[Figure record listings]
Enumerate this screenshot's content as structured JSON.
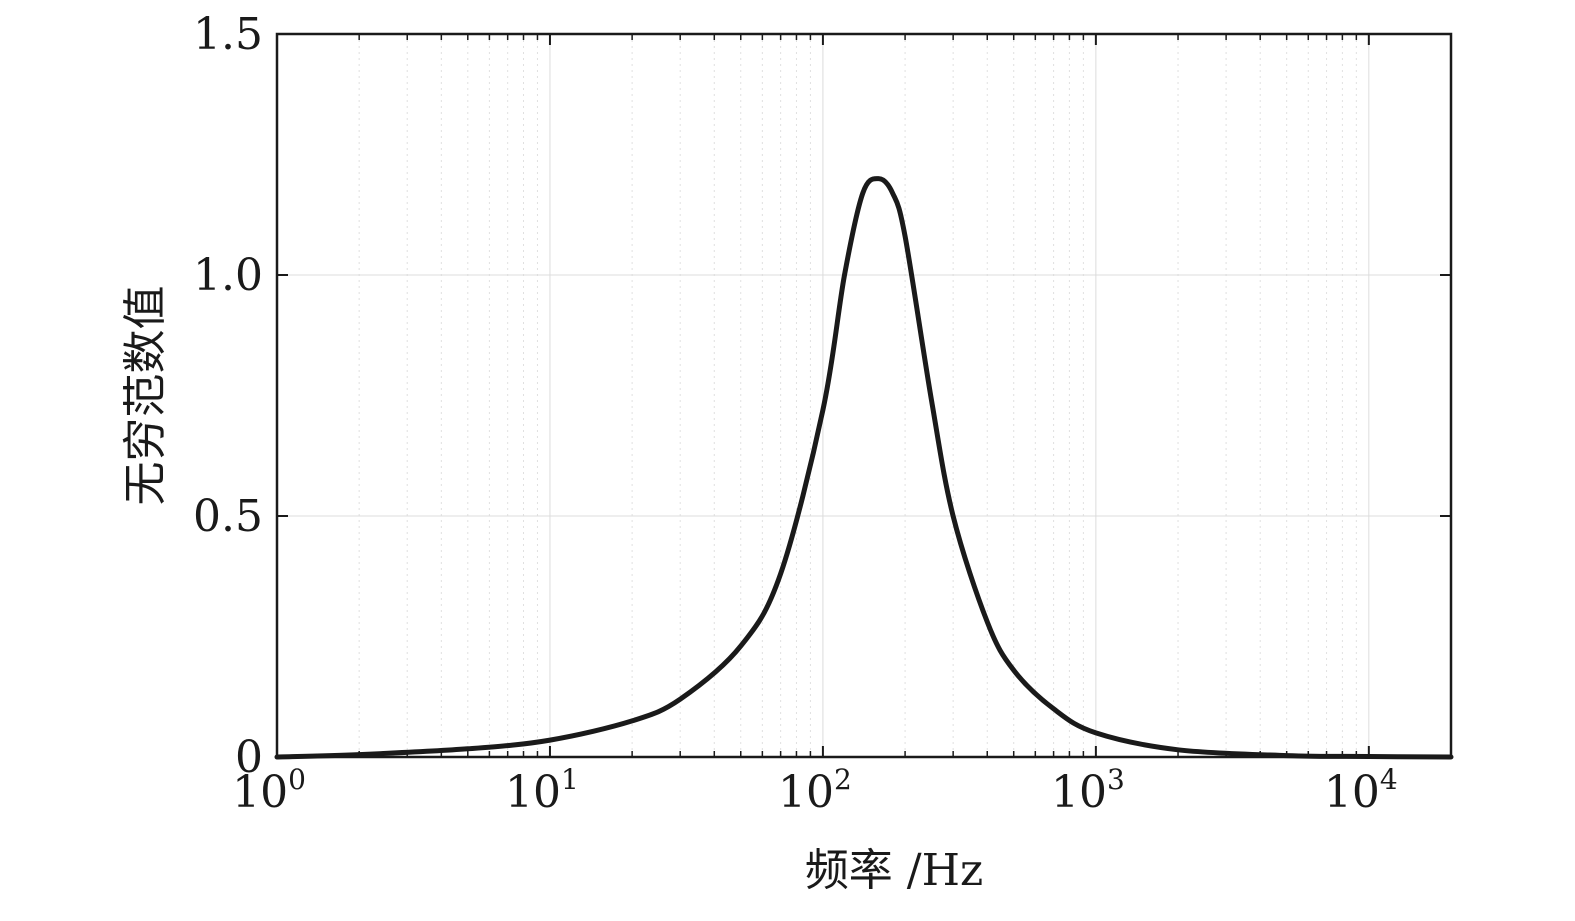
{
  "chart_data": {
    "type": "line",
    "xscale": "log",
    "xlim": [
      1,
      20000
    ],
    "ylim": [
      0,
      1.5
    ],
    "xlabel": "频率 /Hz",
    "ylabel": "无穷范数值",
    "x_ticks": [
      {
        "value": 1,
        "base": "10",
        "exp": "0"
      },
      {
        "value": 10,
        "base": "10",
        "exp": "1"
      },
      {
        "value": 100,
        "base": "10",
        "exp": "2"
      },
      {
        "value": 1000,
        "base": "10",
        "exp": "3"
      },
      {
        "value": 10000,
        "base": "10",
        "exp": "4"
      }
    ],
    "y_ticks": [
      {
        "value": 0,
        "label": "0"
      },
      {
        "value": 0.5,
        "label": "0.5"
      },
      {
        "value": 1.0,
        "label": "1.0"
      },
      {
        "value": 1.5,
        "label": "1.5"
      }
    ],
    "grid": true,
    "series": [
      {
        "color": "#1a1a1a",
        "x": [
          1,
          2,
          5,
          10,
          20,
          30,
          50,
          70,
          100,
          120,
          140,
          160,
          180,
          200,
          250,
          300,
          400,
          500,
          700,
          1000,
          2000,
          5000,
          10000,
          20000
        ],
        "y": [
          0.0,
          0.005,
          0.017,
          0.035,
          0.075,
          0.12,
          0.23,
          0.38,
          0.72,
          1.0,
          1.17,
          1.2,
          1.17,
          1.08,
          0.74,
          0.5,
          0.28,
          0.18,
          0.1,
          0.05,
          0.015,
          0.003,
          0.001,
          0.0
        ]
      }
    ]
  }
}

...

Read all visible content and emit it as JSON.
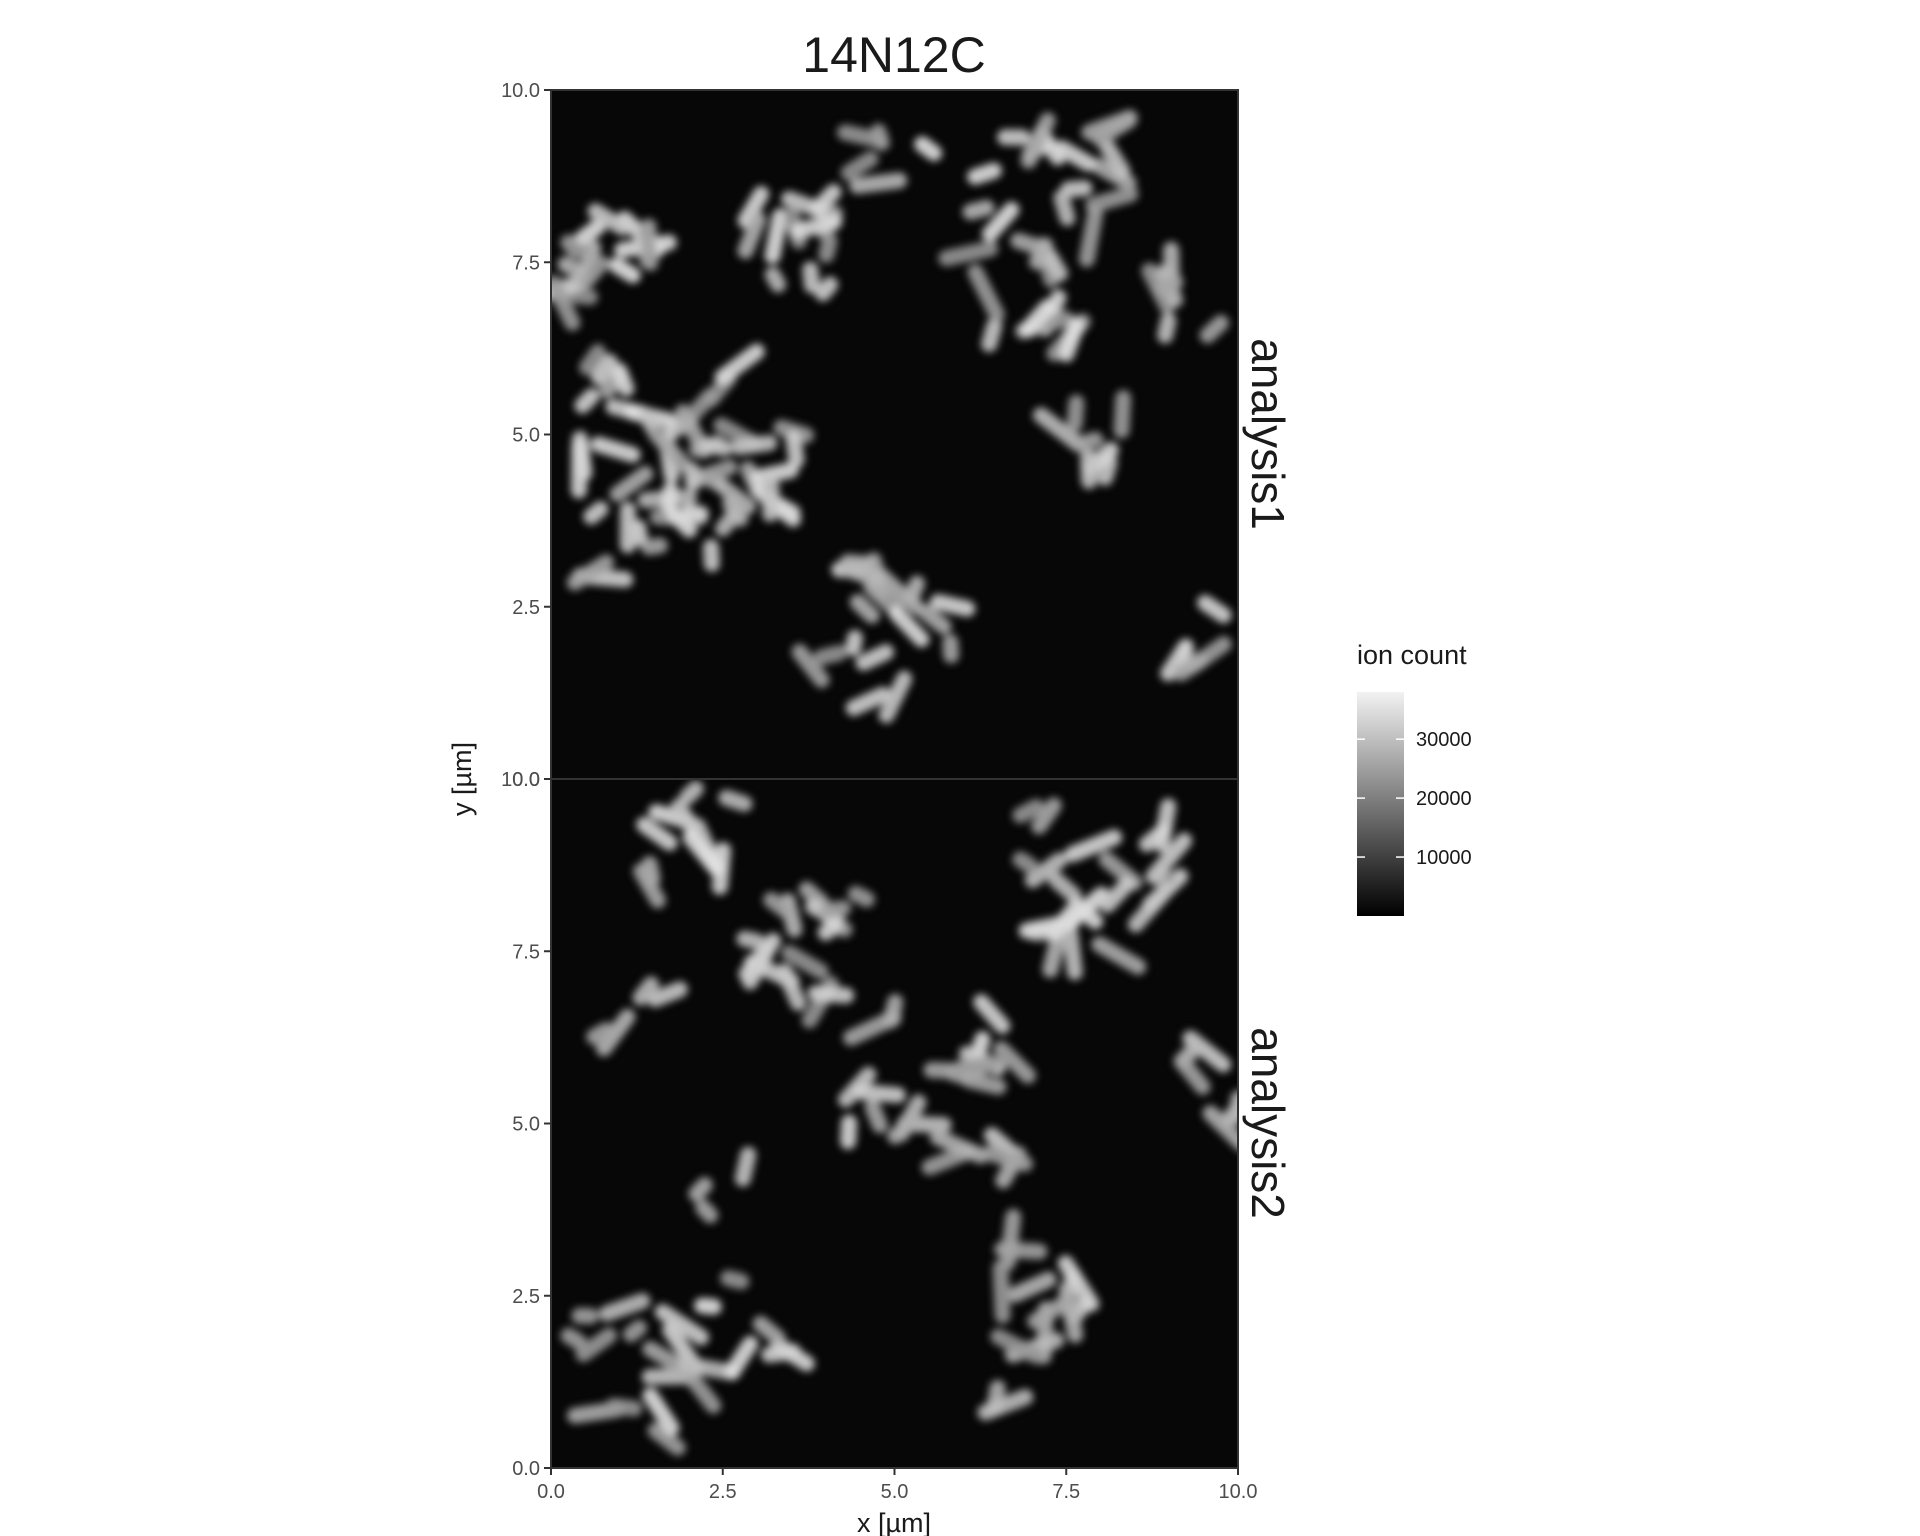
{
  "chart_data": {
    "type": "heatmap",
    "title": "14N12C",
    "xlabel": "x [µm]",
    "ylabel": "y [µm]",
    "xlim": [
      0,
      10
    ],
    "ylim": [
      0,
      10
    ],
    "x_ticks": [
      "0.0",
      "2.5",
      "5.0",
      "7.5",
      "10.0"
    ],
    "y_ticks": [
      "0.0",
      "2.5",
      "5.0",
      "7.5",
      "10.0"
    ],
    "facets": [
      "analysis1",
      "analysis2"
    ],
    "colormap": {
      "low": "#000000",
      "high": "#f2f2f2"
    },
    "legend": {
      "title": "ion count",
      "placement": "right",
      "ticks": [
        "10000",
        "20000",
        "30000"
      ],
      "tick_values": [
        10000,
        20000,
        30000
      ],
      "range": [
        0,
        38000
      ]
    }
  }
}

---

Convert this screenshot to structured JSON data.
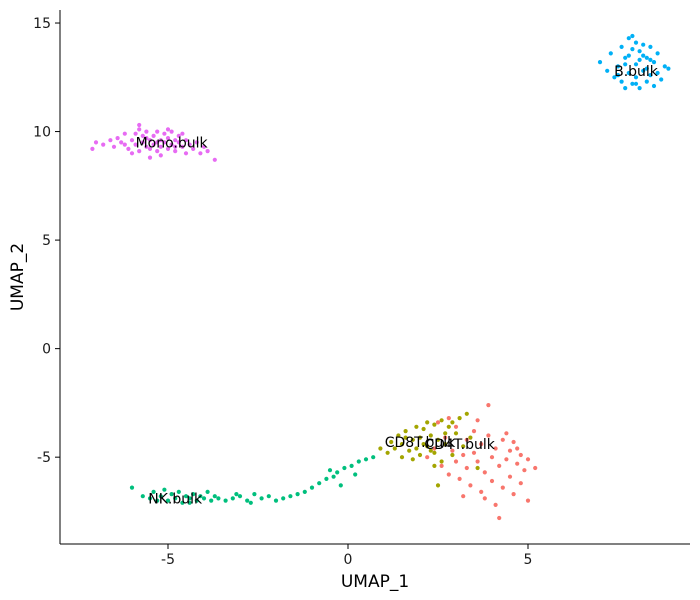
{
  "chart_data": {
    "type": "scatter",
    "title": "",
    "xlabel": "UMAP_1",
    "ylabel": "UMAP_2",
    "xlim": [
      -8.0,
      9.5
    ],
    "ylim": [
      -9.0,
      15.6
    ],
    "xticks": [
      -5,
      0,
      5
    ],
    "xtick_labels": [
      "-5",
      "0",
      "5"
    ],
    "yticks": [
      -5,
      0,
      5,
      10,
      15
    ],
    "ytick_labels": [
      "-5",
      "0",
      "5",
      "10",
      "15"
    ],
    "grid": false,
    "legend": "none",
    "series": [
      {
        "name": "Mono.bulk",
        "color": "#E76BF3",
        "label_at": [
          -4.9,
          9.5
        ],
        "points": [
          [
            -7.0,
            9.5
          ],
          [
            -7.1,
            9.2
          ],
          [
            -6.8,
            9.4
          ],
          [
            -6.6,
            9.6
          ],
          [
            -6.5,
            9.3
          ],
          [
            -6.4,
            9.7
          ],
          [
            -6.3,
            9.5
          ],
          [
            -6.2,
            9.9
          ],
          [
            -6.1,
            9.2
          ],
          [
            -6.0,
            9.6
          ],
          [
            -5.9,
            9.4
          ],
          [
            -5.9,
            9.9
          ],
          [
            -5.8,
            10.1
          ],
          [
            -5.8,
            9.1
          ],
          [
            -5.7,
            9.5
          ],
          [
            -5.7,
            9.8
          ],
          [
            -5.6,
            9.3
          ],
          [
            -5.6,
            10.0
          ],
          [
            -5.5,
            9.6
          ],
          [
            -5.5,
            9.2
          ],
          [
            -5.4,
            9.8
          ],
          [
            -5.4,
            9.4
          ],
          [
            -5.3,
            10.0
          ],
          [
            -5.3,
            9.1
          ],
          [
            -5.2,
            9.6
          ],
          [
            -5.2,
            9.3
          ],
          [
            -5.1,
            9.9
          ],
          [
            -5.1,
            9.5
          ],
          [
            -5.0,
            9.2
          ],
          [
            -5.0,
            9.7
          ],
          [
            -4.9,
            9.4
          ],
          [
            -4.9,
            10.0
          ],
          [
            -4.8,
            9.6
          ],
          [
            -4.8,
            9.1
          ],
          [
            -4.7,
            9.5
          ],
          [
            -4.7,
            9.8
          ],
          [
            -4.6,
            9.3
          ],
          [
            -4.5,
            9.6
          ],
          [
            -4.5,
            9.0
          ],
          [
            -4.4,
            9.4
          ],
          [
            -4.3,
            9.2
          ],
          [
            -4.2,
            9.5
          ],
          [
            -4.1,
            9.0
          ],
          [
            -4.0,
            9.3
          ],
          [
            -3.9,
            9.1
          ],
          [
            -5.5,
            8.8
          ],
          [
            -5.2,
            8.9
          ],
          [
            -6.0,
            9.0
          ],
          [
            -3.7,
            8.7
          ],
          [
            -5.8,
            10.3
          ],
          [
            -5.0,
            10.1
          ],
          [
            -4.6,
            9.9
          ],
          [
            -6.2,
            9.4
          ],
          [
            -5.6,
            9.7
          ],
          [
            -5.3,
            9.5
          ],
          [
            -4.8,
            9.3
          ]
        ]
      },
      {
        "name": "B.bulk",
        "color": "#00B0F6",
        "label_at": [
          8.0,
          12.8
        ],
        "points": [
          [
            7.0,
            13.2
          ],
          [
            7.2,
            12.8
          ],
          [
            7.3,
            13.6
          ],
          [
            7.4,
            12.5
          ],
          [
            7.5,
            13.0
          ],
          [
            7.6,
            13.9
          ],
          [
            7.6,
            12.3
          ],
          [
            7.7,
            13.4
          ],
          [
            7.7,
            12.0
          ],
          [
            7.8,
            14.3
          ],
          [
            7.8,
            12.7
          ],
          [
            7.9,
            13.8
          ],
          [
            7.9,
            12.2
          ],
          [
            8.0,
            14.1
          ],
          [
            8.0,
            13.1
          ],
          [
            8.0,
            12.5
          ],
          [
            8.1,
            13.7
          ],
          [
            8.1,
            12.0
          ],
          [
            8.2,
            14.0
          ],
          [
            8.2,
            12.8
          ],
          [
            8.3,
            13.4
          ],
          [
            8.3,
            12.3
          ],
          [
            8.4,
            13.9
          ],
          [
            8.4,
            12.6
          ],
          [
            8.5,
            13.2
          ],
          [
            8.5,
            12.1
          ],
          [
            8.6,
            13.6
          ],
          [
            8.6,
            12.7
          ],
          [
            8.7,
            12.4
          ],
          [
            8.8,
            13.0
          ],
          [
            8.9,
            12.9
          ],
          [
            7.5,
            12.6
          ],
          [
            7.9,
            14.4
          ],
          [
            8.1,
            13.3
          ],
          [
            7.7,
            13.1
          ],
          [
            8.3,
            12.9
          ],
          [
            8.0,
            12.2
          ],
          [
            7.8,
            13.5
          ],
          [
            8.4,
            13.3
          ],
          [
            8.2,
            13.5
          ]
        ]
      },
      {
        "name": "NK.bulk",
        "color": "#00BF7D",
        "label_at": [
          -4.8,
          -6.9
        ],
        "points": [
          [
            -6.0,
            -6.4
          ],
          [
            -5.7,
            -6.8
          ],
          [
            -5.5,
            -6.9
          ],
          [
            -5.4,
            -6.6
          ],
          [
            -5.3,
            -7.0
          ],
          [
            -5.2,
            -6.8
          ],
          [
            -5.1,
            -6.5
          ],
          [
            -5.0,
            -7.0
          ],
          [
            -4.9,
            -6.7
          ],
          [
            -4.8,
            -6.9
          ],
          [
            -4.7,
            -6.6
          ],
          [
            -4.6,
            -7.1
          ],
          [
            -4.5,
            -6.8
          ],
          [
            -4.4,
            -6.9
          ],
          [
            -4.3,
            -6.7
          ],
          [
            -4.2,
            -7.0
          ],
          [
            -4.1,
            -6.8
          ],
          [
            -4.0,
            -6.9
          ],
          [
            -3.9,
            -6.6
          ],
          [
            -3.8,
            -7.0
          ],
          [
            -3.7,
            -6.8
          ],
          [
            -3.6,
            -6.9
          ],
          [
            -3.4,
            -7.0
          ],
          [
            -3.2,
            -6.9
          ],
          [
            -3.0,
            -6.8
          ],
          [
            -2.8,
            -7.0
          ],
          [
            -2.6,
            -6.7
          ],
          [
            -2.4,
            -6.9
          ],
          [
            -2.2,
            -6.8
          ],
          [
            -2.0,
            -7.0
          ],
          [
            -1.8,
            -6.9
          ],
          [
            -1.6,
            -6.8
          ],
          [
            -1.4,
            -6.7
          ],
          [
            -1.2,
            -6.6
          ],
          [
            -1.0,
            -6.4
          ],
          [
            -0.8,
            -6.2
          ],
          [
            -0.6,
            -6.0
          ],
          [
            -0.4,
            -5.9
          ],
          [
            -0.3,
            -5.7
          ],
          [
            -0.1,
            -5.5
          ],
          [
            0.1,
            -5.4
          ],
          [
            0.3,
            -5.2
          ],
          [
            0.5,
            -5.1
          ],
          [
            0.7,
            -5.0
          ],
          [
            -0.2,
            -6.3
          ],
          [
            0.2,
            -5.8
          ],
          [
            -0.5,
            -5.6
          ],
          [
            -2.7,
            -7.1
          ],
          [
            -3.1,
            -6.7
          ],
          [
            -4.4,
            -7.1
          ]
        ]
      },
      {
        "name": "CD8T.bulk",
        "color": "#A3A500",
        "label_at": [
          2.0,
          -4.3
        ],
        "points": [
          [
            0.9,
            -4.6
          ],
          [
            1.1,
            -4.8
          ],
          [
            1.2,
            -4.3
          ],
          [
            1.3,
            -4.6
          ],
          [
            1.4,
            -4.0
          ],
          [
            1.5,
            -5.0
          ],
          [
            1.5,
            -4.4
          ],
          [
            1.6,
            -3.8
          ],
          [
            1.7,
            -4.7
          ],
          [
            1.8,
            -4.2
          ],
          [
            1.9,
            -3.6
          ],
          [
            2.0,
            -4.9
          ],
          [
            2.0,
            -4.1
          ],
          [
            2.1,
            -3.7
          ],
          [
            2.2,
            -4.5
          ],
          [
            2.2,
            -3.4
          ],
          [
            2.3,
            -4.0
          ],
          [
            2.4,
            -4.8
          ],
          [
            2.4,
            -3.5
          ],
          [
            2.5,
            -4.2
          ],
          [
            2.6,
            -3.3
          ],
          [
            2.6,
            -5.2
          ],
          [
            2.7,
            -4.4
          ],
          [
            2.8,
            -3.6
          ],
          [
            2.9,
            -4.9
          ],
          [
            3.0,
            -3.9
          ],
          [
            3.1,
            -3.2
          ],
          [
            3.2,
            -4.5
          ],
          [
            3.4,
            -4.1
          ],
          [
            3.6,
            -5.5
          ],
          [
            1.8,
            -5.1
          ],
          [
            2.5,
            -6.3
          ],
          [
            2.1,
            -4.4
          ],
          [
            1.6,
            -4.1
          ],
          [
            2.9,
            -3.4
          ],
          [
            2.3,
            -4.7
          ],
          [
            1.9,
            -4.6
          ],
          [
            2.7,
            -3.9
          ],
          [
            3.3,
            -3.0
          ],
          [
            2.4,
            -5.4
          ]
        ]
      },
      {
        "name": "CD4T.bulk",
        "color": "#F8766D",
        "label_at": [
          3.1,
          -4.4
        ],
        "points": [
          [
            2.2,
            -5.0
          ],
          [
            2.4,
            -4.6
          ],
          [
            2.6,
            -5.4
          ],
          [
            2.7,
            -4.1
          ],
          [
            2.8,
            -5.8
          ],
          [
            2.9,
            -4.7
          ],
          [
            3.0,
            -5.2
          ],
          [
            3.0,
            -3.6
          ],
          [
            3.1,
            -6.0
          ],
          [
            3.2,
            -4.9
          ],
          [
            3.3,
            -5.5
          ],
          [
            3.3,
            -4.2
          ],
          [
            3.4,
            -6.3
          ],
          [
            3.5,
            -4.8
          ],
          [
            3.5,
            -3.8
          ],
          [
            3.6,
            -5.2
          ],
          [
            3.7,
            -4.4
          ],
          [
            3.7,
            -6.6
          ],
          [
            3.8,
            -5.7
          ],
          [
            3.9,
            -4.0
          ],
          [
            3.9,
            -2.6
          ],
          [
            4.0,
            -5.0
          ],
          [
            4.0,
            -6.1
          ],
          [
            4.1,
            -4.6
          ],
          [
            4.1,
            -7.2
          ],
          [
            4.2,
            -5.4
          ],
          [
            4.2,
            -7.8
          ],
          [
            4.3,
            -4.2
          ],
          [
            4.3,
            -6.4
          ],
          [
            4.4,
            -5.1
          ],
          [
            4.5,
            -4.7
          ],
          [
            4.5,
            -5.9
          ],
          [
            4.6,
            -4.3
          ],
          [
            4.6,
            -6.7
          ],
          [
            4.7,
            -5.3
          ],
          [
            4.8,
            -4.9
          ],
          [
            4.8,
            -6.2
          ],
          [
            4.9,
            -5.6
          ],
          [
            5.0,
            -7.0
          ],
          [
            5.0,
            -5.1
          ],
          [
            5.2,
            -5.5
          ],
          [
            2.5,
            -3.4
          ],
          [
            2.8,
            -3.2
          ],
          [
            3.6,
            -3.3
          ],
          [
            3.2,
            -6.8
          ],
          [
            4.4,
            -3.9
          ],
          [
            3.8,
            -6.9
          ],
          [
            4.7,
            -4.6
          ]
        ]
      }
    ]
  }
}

## GOAL:
Display every line of the listing that contains the string "this".

## RESPONSE:
Enumerate this screenshot's content as structured JSON.
Convert this screenshot to structured JSON data.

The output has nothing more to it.